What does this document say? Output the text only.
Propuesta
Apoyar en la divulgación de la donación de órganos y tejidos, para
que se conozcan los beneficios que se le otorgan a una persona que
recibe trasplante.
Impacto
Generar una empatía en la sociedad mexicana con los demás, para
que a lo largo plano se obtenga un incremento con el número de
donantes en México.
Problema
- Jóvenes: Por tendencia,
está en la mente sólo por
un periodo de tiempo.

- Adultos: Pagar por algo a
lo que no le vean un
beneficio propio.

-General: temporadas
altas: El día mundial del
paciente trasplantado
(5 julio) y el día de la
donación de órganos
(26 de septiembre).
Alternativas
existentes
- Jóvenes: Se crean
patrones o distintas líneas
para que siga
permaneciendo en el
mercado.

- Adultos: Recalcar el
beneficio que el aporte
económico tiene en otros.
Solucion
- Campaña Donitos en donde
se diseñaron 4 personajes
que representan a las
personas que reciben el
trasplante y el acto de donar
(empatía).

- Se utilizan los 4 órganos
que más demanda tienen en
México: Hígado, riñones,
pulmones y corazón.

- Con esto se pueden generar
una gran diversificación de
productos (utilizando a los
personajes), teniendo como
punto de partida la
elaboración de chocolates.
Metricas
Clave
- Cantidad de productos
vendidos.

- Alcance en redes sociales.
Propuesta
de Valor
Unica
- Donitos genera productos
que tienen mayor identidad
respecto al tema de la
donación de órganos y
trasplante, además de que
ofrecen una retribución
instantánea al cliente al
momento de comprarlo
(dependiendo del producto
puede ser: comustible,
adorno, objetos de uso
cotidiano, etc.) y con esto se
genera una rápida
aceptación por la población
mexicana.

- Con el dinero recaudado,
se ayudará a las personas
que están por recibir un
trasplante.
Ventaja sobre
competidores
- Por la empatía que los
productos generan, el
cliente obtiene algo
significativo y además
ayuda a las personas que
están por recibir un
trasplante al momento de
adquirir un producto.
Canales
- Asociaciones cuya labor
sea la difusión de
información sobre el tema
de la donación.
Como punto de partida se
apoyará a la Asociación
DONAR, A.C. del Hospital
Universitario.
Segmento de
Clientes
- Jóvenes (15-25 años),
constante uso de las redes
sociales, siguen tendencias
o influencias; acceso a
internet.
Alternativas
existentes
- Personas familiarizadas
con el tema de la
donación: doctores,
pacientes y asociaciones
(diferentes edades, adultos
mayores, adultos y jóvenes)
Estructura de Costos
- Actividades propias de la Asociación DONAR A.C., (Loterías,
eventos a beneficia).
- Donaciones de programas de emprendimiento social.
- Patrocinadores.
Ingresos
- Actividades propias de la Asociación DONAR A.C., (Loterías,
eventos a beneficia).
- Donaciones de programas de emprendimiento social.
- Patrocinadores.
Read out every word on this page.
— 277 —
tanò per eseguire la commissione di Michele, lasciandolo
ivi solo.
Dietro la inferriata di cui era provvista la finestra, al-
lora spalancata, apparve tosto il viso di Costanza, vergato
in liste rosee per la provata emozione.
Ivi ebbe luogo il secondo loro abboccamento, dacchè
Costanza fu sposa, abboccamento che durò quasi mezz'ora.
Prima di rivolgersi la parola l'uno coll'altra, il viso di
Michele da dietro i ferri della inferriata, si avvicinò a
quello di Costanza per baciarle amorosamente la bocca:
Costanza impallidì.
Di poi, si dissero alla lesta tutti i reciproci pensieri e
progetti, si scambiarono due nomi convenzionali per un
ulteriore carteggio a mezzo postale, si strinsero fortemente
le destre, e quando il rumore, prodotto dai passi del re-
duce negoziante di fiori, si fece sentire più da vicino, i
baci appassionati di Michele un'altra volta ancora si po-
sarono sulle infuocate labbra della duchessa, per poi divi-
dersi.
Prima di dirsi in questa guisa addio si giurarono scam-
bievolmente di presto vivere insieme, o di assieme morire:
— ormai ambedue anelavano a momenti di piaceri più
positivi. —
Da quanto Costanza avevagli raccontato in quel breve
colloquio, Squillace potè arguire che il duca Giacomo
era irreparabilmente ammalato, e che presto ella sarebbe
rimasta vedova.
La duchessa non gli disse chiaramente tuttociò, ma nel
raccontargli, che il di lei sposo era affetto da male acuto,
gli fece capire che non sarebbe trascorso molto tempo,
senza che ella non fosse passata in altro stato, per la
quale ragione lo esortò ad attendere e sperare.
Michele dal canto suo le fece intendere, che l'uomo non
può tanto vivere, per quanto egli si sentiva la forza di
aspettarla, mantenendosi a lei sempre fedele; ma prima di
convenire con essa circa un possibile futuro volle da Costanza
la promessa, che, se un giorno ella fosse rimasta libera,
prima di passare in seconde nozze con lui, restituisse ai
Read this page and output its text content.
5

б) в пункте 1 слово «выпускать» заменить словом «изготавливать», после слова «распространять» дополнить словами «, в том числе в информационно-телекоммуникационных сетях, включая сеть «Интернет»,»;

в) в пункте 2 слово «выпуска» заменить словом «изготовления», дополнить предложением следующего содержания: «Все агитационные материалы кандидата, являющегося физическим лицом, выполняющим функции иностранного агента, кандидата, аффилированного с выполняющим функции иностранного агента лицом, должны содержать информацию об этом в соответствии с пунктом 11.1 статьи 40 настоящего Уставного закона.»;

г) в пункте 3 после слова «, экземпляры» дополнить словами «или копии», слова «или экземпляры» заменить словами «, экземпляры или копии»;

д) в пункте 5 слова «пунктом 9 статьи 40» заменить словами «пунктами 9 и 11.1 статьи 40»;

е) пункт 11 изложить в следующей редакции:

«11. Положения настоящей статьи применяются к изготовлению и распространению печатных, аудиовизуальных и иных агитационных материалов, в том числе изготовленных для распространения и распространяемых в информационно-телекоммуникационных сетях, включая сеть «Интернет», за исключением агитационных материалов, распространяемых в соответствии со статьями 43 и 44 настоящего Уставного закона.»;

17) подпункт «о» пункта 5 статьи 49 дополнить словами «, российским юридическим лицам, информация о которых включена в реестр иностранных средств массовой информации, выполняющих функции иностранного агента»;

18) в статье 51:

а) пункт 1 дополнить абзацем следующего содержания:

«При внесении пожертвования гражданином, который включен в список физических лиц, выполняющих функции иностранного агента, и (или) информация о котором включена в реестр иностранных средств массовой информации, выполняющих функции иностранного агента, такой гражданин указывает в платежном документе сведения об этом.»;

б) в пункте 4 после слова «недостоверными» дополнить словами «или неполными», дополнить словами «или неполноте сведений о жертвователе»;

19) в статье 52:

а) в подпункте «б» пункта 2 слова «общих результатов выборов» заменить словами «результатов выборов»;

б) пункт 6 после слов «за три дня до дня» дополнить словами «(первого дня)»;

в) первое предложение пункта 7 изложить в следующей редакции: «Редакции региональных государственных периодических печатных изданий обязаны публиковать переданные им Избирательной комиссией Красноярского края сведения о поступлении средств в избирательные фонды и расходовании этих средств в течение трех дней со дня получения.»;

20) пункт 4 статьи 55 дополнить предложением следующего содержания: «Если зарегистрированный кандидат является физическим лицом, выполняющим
=====
Given problem. Repeat the data precisely, line by line.

Finished exercise.
What does this document say? Output the text only.
Propuesta
Apoyar en la divulgación de la donación de órganos y tejidos, para
que se conozcan los beneficios que se le otorgan a una persona que
recibe trasplante.
Impacto
Generar una empatía en la sociedad mexicana con los demás, para
que a lo largo plano se obtenga un incremento con el número de
donantes en México.
Problema
- Jóvenes: Por tendencia,
está en la mente sólo por
un periodo de tiempo.

- Adultos: Pagar por algo a
lo que no le vean un
beneficio propio.

-General: temporadas
altas: El día mundial del
paciente trasplantado
(5 julio) y el día de la
donación de órganos
(26 de septiembre).
Alternativas
existentes
- Jóvenes: Se crean
patrones o distintas líneas
para que siga
permaneciendo en el
mercado.

- Adultos: Recalcar el
beneficio que el aporte
económico tiene en otros.
Solucion
- Campaña Donitos en donde
se diseñaron 4 personajes
que representan a las
personas que reciben el
trasplante y el acto de donar
(empatía).

- Se utilizan los 4 órganos
que más demanda tienen en
México: Hígado, riñones,
pulmones y corazón.

- Con esto se pueden generar
una gran diversificación de
productos (utilizando a los
personajes), teniendo como
punto de partida la
elaboración de chocolates.
Metricas
Clave
- Cantidad de productos
vendidos.

- Alcance en redes sociales.
Propuesta
de Valor
Unica
- Donitos genera productos
que tienen mayor identidad
respecto al tema de la
donación de órganos y
trasplante, además de que
ofrecen una retribución
instantánea al cliente al
momento de comprarlo
(dependiendo del producto
puede ser: comustible,
adorno, objetos de uso
cotidiano, etc.) y con esto se
genera una rápida
aceptación por la población
mexicana.

- Con el dinero recaudado,
se ayudará a las personas
que están por recibir un
trasplante.
Ventaja sobre
competidores
- Por la empatía que los
productos generan, el
cliente obtiene algo
significativo y además
ayuda a las personas que
están por recibir un
trasplante al momento de
adquirir un producto.
Canales
- Asociaciones cuya labor
sea la difusión de
información sobre el tema
de la donación.
Como punto de partida se
apoyará a la Asociación
DONAR, A.C. del Hospital
Universitario.
Segmento de
Clientes
- Jóvenes (15-25 años),
constante uso de las redes
sociales, siguen tendencias
o influencias; acceso a
internet.
Alternativas
existentes
- Personas familiarizadas
con el tema de la
donación: doctores,
pacientes y asociaciones
(diferentes edades, adultos
mayores, adultos y jóvenes)
Estructura de Costos
- Actividades propias de la Asociación DONAR A.C., (Loterías,
eventos a beneficia).
- Donaciones de programas de emprendimiento social.
- Patrocinadores.
Ingresos
- Actividades propias de la Asociación DONAR A.C., (Loterías,
eventos a beneficia).
- Donaciones de programas de emprendimiento social.
- Patrocinadores.
Read out every word on this page.
— 277 —
tanò per eseguire la commissione di Michele, lasciandolo
ivi solo.
Dietro la inferriata di cui era provvista la finestra, al-
lora spalancata, apparve tosto il viso di Costanza, vergato
in liste rosee per la provata emozione.
Ivi ebbe luogo il secondo loro abboccamento, dacchè
Costanza fu sposa, abboccamento che durò quasi mezz'ora.
Prima di rivolgersi la parola l'uno coll'altra, il viso di
Michele da dietro i ferri della inferriata, si avvicinò a
quello di Costanza per baciarle amorosamente la bocca:
Costanza impallidì.
Di poi, si dissero alla lesta tutti i reciproci pensieri e
progetti, si scambiarono due nomi convenzionali per un
ulteriore carteggio a mezzo postale, si strinsero fortemente
le destre, e quando il rumore, prodotto dai passi del re-
duce negoziante di fiori, si fece sentire più da vicino, i
baci appassionati di Michele un'altra volta ancora si po-
sarono sulle infuocate labbra della duchessa, per poi divi-
dersi.
Prima di dirsi in questa guisa addio si giurarono scam-
bievolmente di presto vivere insieme, o di assieme morire:
— ormai ambedue anelavano a momenti di piaceri più
positivi. —
Da quanto Costanza avevagli raccontato in quel breve
colloquio, Squillace potè arguire che il duca Giacomo
era irreparabilmente ammalato, e che presto ella sarebbe
rimasta vedova.
La duchessa non gli disse chiaramente tuttociò, ma nel
raccontargli, che il di lei sposo era affetto da male acuto,
gli fece capire che non sarebbe trascorso molto tempo,
senza che ella non fosse passata in altro stato, per la
quale ragione lo esortò ad attendere e sperare.
Michele dal canto suo le fece intendere, che l'uomo non
può tanto vivere, per quanto egli si sentiva la forza di
aspettarla, mantenendosi a lei sempre fedele; ma prima di
convenire con essa circa un possibile futuro volle da Costanza
la promessa, che, se un giorno ella fosse rimasta libera,
prima di passare in seconde nozze con lui, restituisse ai
Read this page and output its text content.
5

б) в пункте 1 слово «выпускать» заменить словом «изготавливать», после слова «распространять» дополнить словами «, в том числе в информационно-телекоммуникационных сетях, включая сеть «Интернет»,»;

в) в пункте 2 слово «выпуска» заменить словом «изготовления», дополнить предложением следующего содержания: «Все агитационные материалы кандидата, являющегося физическим лицом, выполняющим функции иностранного агента, кандидата, аффилированного с выполняющим функции иностранного агента лицом, должны содержать информацию об этом в соответствии с пунктом 11.1 статьи 40 настоящего Уставного закона.»;

г) в пункте 3 после слова «, экземпляры» дополнить словами «или копии», слова «или экземпляры» заменить словами «, экземпляры или копии»;

д) в пункте 5 слова «пунктом 9 статьи 40» заменить словами «пунктами 9 и 11.1 статьи 40»;

е) пункт 11 изложить в следующей редакции:

«11. Положения настоящей статьи применяются к изготовлению и распространению печатных, аудиовизуальных и иных агитационных материалов, в том числе изготовленных для распространения и распространяемых в информационно-телекоммуникационных сетях, включая сеть «Интернет», за исключением агитационных материалов, распространяемых в соответствии со статьями 43 и 44 настоящего Уставного закона.»;

17) подпункт «о» пункта 5 статьи 49 дополнить словами «, российским юридическим лицам, информация о которых включена в реестр иностранных средств массовой информации, выполняющих функции иностранного агента»;

18) в статье 51:

а) пункт 1 дополнить абзацем следующего содержания:

«При внесении пожертвования гражданином, который включен в список физических лиц, выполняющих функции иностранного агента, и (или) информация о котором включена в реестр иностранных средств массовой информации, выполняющих функции иностранного агента, такой гражданин указывает в платежном документе сведения об этом.»;

б) в пункте 4 после слова «недостоверными» дополнить словами «или неполными», дополнить словами «или неполноте сведений о жертвователе»;

19) в статье 52:

а) в подпункте «б» пункта 2 слова «общих результатов выборов» заменить словами «результатов выборов»;

б) пункт 6 после слов «за три дня до дня» дополнить словами «(первого дня)»;

в) первое предложение пункта 7 изложить в следующей редакции: «Редакции региональных государственных периодических печатных изданий обязаны публиковать переданные им Избирательной комиссией Красноярского края сведения о поступлении средств в избирательные фонды и расходовании этих средств в течение трех дней со дня получения.»;

20) пункт 4 статьи 55 дополнить предложением следующего содержания: «Если зарегистрированный кандидат является физическим лицом, выполняющим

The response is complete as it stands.